WHAT THE TASK REQUIRES:
Restate each line word for word. Leave out every picture.

TASK DATA:
++++++
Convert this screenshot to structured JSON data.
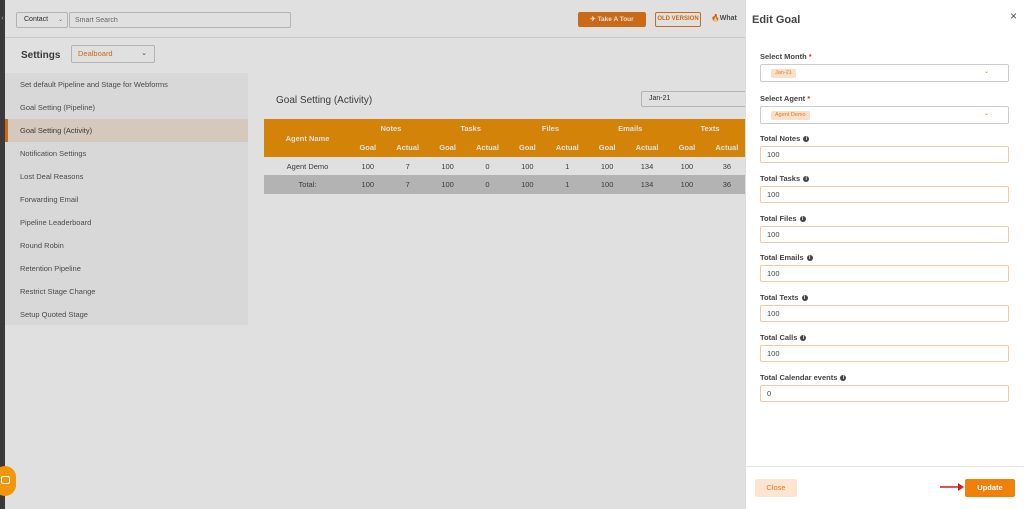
{
  "topbar": {
    "contact_label": "Contact",
    "search_placeholder": "Smart Search",
    "tour_label": "Take A Tour",
    "old_version_label": "OLD VERSION",
    "whats_label": "What"
  },
  "settings": {
    "title": "Settings",
    "board_select": "Dealboard"
  },
  "sidebar": {
    "items": [
      {
        "label": "Set default Pipeline and Stage for Webforms"
      },
      {
        "label": "Goal Setting (Pipeline)"
      },
      {
        "label": "Goal Setting (Activity)",
        "active": true
      },
      {
        "label": "Notification Settings"
      },
      {
        "label": "Lost Deal Reasons"
      },
      {
        "label": "Forwarding Email"
      },
      {
        "label": "Pipeline Leaderboard"
      },
      {
        "label": "Round Robin"
      },
      {
        "label": "Retention Pipeline"
      },
      {
        "label": "Restrict Stage Change"
      },
      {
        "label": "Setup Quoted Stage"
      }
    ]
  },
  "panel": {
    "title": "Goal Setting (Activity)",
    "month": "Jan-21",
    "table": {
      "agent_header": "Agent Name",
      "groups": [
        "Notes",
        "Tasks",
        "Files",
        "Emails",
        "Texts"
      ],
      "sub_goal": "Goal",
      "sub_actual": "Actual",
      "rows": [
        {
          "name": "Agent Demo",
          "values": [
            "100",
            "7",
            "100",
            "0",
            "100",
            "1",
            "100",
            "134",
            "100",
            "36"
          ]
        }
      ],
      "total": {
        "name": "Total:",
        "values": [
          "100",
          "7",
          "100",
          "0",
          "100",
          "1",
          "100",
          "134",
          "100",
          "36"
        ]
      }
    }
  },
  "drawer": {
    "title": "Edit Goal",
    "close_icon": "×",
    "month_label": "Select Month",
    "month_value": "Jan-21",
    "agent_label": "Select Agent",
    "agent_value": "Agent Demo",
    "required_mark": "*",
    "fields": [
      {
        "label": "Total Notes",
        "value": "100"
      },
      {
        "label": "Total Tasks",
        "value": "100"
      },
      {
        "label": "Total Files",
        "value": "100"
      },
      {
        "label": "Total Emails",
        "value": "100"
      },
      {
        "label": "Total Texts",
        "value": "100"
      },
      {
        "label": "Total Calls",
        "value": "100"
      },
      {
        "label": "Total Calendar events",
        "value": "0"
      }
    ],
    "close_label": "Close",
    "update_label": "Update"
  },
  "colors": {
    "accent": "#e8791a",
    "table_header": "#f0960a",
    "total_row": "#cccccc"
  }
}
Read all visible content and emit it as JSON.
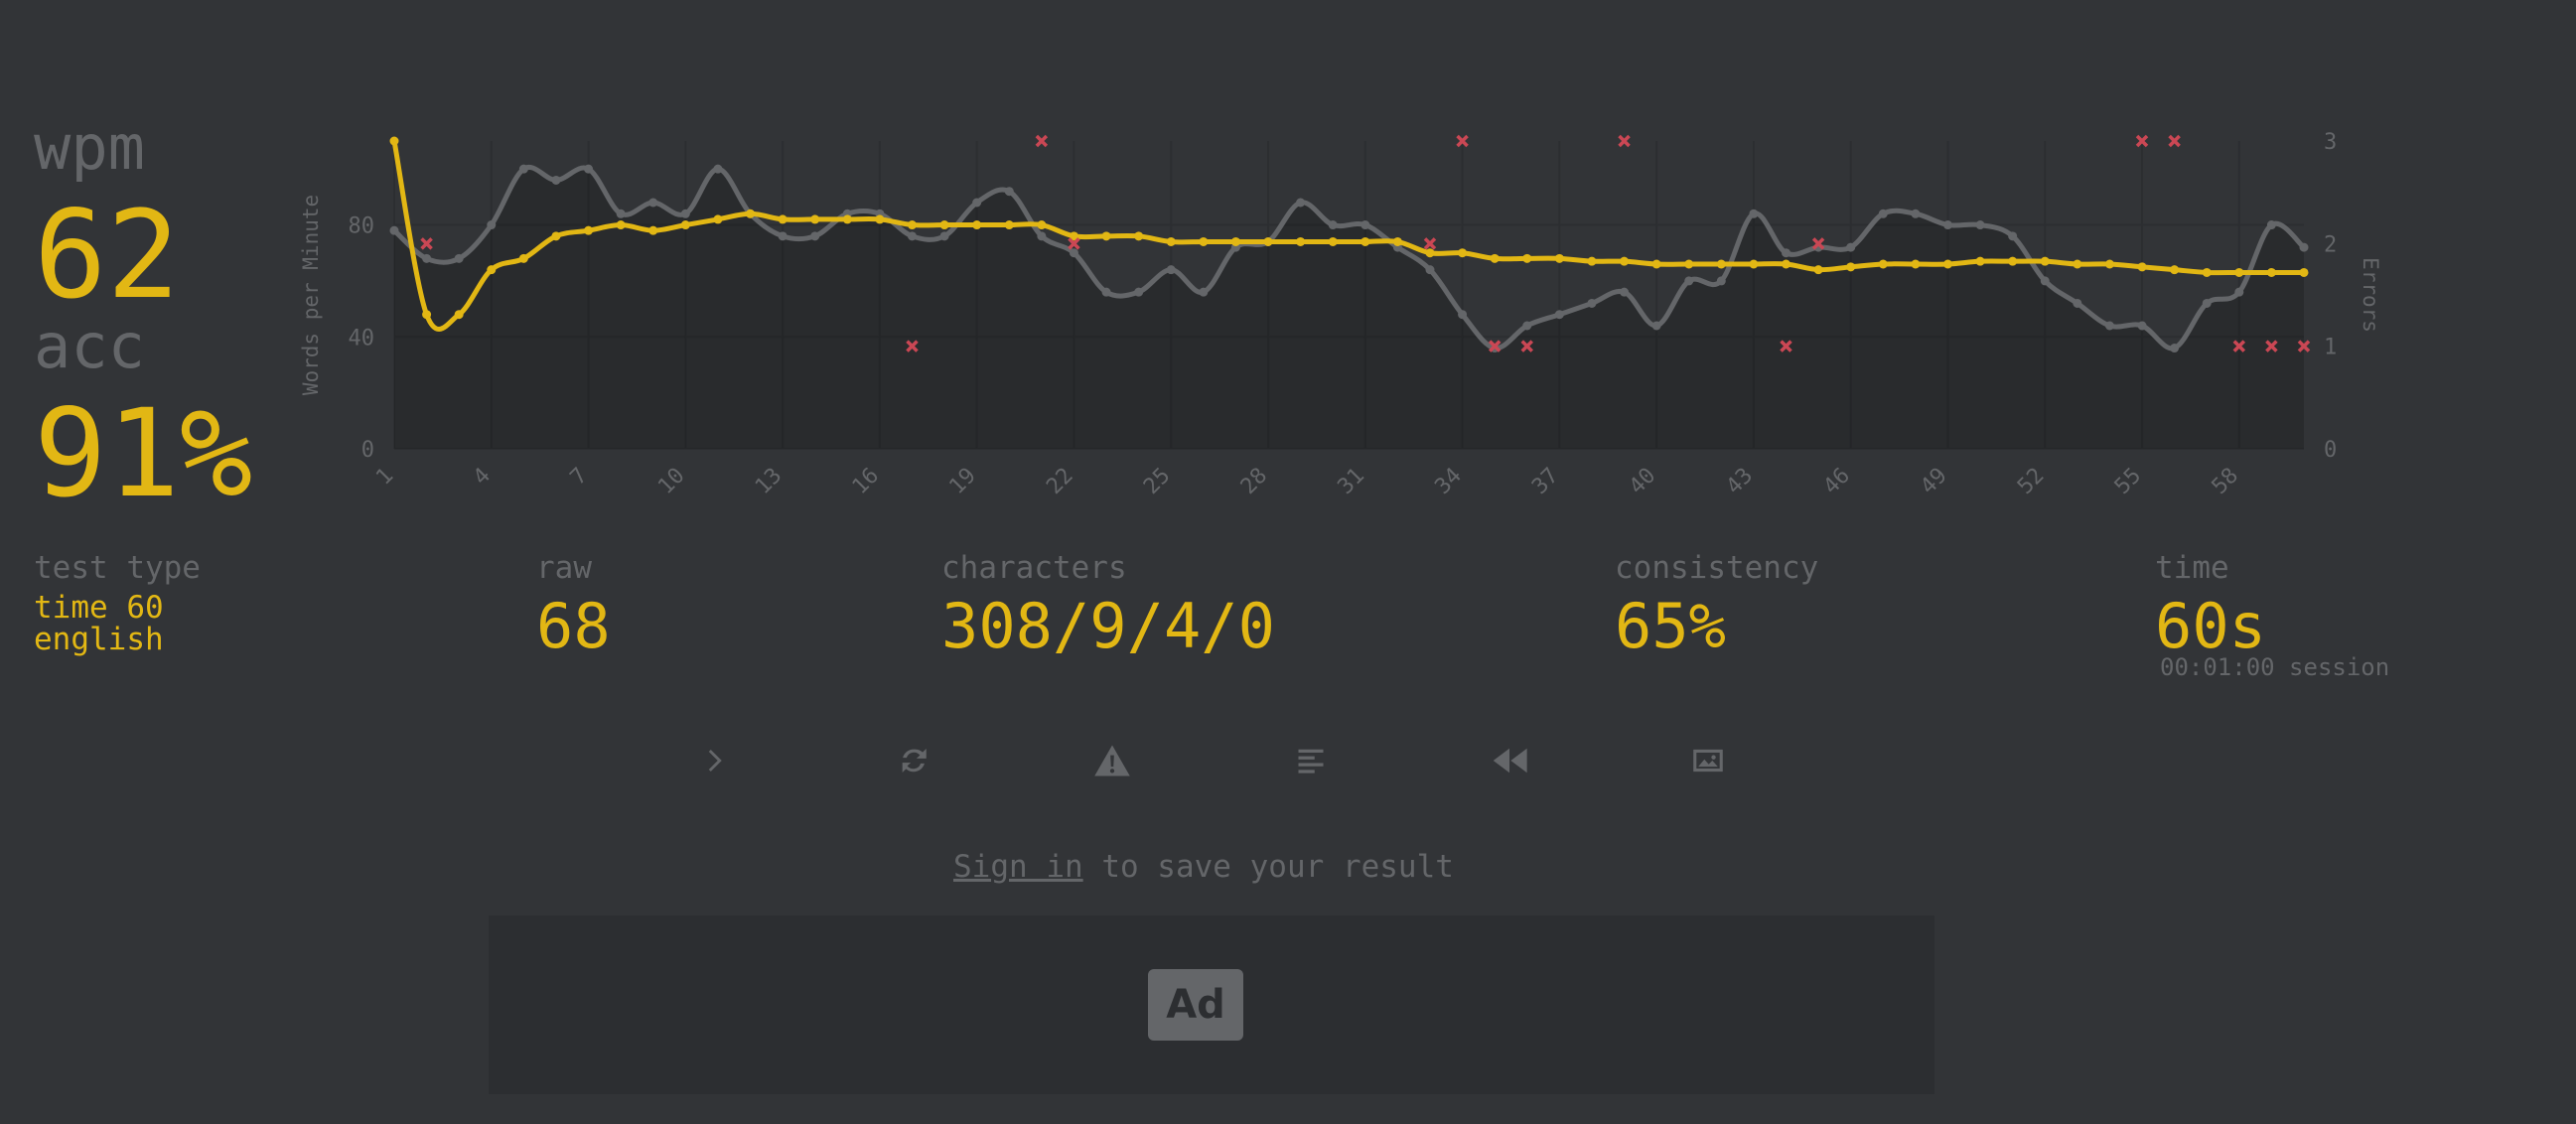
{
  "stats": {
    "wpm_label": "wpm",
    "wpm_value": "62",
    "acc_label": "acc",
    "acc_value": "91%"
  },
  "details": {
    "test_type_label": "test type",
    "test_type_line1": "time 60",
    "test_type_line2": "english",
    "raw_label": "raw",
    "raw_value": "68",
    "characters_label": "characters",
    "characters_value": "308/9/4/0",
    "consistency_label": "consistency",
    "consistency_value": "65%",
    "time_label": "time",
    "time_value": "60s",
    "session": "00:01:00 session"
  },
  "buttons": [
    "next-test",
    "restart",
    "report",
    "word-history",
    "replay",
    "screenshot"
  ],
  "signin": {
    "link": "Sign in",
    "rest": " to save your result"
  },
  "ad": {
    "label": "Ad"
  },
  "colors": {
    "background": "#323437",
    "main": "#e2b714",
    "sub": "#646669",
    "error": "#ca4754"
  },
  "chart_data": {
    "type": "line",
    "ylabel": "Words per Minute",
    "y2label": "Errors",
    "ylim": [
      0,
      110
    ],
    "y2lim": [
      0,
      3
    ],
    "yticks": [
      0,
      40,
      80
    ],
    "y2ticks": [
      0,
      1,
      2,
      3
    ],
    "xlim": [
      1,
      60
    ],
    "xticks": [
      1,
      4,
      7,
      10,
      13,
      16,
      19,
      22,
      25,
      28,
      31,
      34,
      37,
      40,
      43,
      46,
      49,
      52,
      55,
      58
    ],
    "grid": true,
    "series": [
      {
        "name": "raw",
        "color": "#646669",
        "values": [
          78,
          68,
          68,
          80,
          100,
          96,
          100,
          84,
          88,
          84,
          100,
          84,
          76,
          76,
          84,
          84,
          76,
          76,
          88,
          92,
          76,
          70,
          56,
          56,
          64,
          56,
          72,
          74,
          88,
          80,
          80,
          72,
          64,
          48,
          36,
          44,
          48,
          52,
          56,
          44,
          60,
          60,
          84,
          70,
          72,
          72,
          84,
          84,
          80,
          80,
          76,
          60,
          52,
          44,
          44,
          36,
          52,
          56,
          80,
          72
        ]
      },
      {
        "name": "wpm",
        "color": "#e2b714",
        "values": [
          110,
          48,
          48,
          64,
          68,
          76,
          78,
          80,
          78,
          80,
          82,
          84,
          82,
          82,
          82,
          82,
          80,
          80,
          80,
          80,
          80,
          76,
          76,
          76,
          74,
          74,
          74,
          74,
          74,
          74,
          74,
          74,
          70,
          70,
          68,
          68,
          68,
          67,
          67,
          66,
          66,
          66,
          66,
          66,
          64,
          65,
          66,
          66,
          66,
          67,
          67,
          67,
          66,
          66,
          65,
          64,
          63,
          63,
          63,
          63
        ]
      }
    ],
    "errors": [
      {
        "x": 2,
        "y": 2
      },
      {
        "x": 17,
        "y": 1
      },
      {
        "x": 21,
        "y": 3
      },
      {
        "x": 22,
        "y": 2
      },
      {
        "x": 33,
        "y": 2
      },
      {
        "x": 34,
        "y": 3
      },
      {
        "x": 35,
        "y": 1
      },
      {
        "x": 36,
        "y": 1
      },
      {
        "x": 39,
        "y": 3
      },
      {
        "x": 44,
        "y": 1
      },
      {
        "x": 45,
        "y": 2
      },
      {
        "x": 55,
        "y": 3
      },
      {
        "x": 56,
        "y": 3
      },
      {
        "x": 58,
        "y": 1
      },
      {
        "x": 59,
        "y": 1
      },
      {
        "x": 60,
        "y": 1
      }
    ]
  }
}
++++++
WRITTEN ANSWER:
Convert this screenshot to structured JSON data.
{
  "topbar": {
    "contact_label": "Contact",
    "search_placeholder": "Smart Search",
    "tour_label": "Take A Tour",
    "old_version_label": "OLD VERSION",
    "whats_label": "What"
  },
  "settings": {
    "title": "Settings",
    "board_select": "Dealboard"
  },
  "sidebar": {
    "items": [
      {
        "label": "Set default Pipeline and Stage for Webforms"
      },
      {
        "label": "Goal Setting (Pipeline)"
      },
      {
        "label": "Goal Setting (Activity)",
        "active": true
      },
      {
        "label": "Notification Settings"
      },
      {
        "label": "Lost Deal Reasons"
      },
      {
        "label": "Forwarding Email"
      },
      {
        "label": "Pipeline Leaderboard"
      },
      {
        "label": "Round Robin"
      },
      {
        "label": "Retention Pipeline"
      },
      {
        "label": "Restrict Stage Change"
      },
      {
        "label": "Setup Quoted Stage"
      }
    ]
  },
  "panel": {
    "title": "Goal Setting (Activity)",
    "month": "Jan-21",
    "table": {
      "agent_header": "Agent Name",
      "groups": [
        "Notes",
        "Tasks",
        "Files",
        "Emails",
        "Texts"
      ],
      "sub_goal": "Goal",
      "sub_actual": "Actual",
      "rows": [
        {
          "name": "Agent Demo",
          "values": [
            "100",
            "7",
            "100",
            "0",
            "100",
            "1",
            "100",
            "134",
            "100",
            "36"
          ]
        }
      ],
      "total": {
        "name": "Total:",
        "values": [
          "100",
          "7",
          "100",
          "0",
          "100",
          "1",
          "100",
          "134",
          "100",
          "36"
        ]
      }
    }
  },
  "drawer": {
    "title": "Edit Goal",
    "close_icon": "×",
    "month_label": "Select Month",
    "month_value": "Jan-21",
    "agent_label": "Select Agent",
    "agent_value": "Agent Demo",
    "required_mark": "*",
    "fields": [
      {
        "label": "Total Notes",
        "value": "100"
      },
      {
        "label": "Total Tasks",
        "value": "100"
      },
      {
        "label": "Total Files",
        "value": "100"
      },
      {
        "label": "Total Emails",
        "value": "100"
      },
      {
        "label": "Total Texts",
        "value": "100"
      },
      {
        "label": "Total Calls",
        "value": "100"
      },
      {
        "label": "Total Calendar events",
        "value": "0"
      }
    ],
    "close_label": "Close",
    "update_label": "Update"
  },
  "colors": {
    "accent": "#e8791a",
    "table_header": "#f0960a",
    "total_row": "#cccccc"
  }
}
Read all visible content and emit it as JSON.
{
  "stats": {
    "wpm_label": "wpm",
    "wpm_value": "62",
    "acc_label": "acc",
    "acc_value": "91%"
  },
  "details": {
    "test_type_label": "test type",
    "test_type_line1": "time 60",
    "test_type_line2": "english",
    "raw_label": "raw",
    "raw_value": "68",
    "characters_label": "characters",
    "characters_value": "308/9/4/0",
    "consistency_label": "consistency",
    "consistency_value": "65%",
    "time_label": "time",
    "time_value": "60s",
    "session": "00:01:00 session"
  },
  "buttons": [
    "next-test",
    "restart",
    "report",
    "word-history",
    "replay",
    "screenshot"
  ],
  "signin": {
    "link": "Sign in",
    "rest": " to save your result"
  },
  "ad": {
    "label": "Ad"
  },
  "colors": {
    "background": "#323437",
    "main": "#e2b714",
    "sub": "#646669",
    "error": "#ca4754"
  },
  "chart_data": {
    "type": "line",
    "ylabel": "Words per Minute",
    "y2label": "Errors",
    "ylim": [
      0,
      110
    ],
    "y2lim": [
      0,
      3
    ],
    "yticks": [
      0,
      40,
      80
    ],
    "y2ticks": [
      0,
      1,
      2,
      3
    ],
    "xlim": [
      1,
      60
    ],
    "xticks": [
      1,
      4,
      7,
      10,
      13,
      16,
      19,
      22,
      25,
      28,
      31,
      34,
      37,
      40,
      43,
      46,
      49,
      52,
      55,
      58
    ],
    "grid": true,
    "series": [
      {
        "name": "raw",
        "color": "#646669",
        "values": [
          78,
          68,
          68,
          80,
          100,
          96,
          100,
          84,
          88,
          84,
          100,
          84,
          76,
          76,
          84,
          84,
          76,
          76,
          88,
          92,
          76,
          70,
          56,
          56,
          64,
          56,
          72,
          74,
          88,
          80,
          80,
          72,
          64,
          48,
          36,
          44,
          48,
          52,
          56,
          44,
          60,
          60,
          84,
          70,
          72,
          72,
          84,
          84,
          80,
          80,
          76,
          60,
          52,
          44,
          44,
          36,
          52,
          56,
          80,
          72
        ]
      },
      {
        "name": "wpm",
        "color": "#e2b714",
        "values": [
          110,
          48,
          48,
          64,
          68,
          76,
          78,
          80,
          78,
          80,
          82,
          84,
          82,
          82,
          82,
          82,
          80,
          80,
          80,
          80,
          80,
          76,
          76,
          76,
          74,
          74,
          74,
          74,
          74,
          74,
          74,
          74,
          70,
          70,
          68,
          68,
          68,
          67,
          67,
          66,
          66,
          66,
          66,
          66,
          64,
          65,
          66,
          66,
          66,
          67,
          67,
          67,
          66,
          66,
          65,
          64,
          63,
          63,
          63,
          63
        ]
      }
    ],
    "errors": [
      {
        "x": 2,
        "y": 2
      },
      {
        "x": 17,
        "y": 1
      },
      {
        "x": 21,
        "y": 3
      },
      {
        "x": 22,
        "y": 2
      },
      {
        "x": 33,
        "y": 2
      },
      {
        "x": 34,
        "y": 3
      },
      {
        "x": 35,
        "y": 1
      },
      {
        "x": 36,
        "y": 1
      },
      {
        "x": 39,
        "y": 3
      },
      {
        "x": 44,
        "y": 1
      },
      {
        "x": 45,
        "y": 2
      },
      {
        "x": 55,
        "y": 3
      },
      {
        "x": 56,
        "y": 3
      },
      {
        "x": 58,
        "y": 1
      },
      {
        "x": 59,
        "y": 1
      },
      {
        "x": 60,
        "y": 1
      }
    ]
  }
}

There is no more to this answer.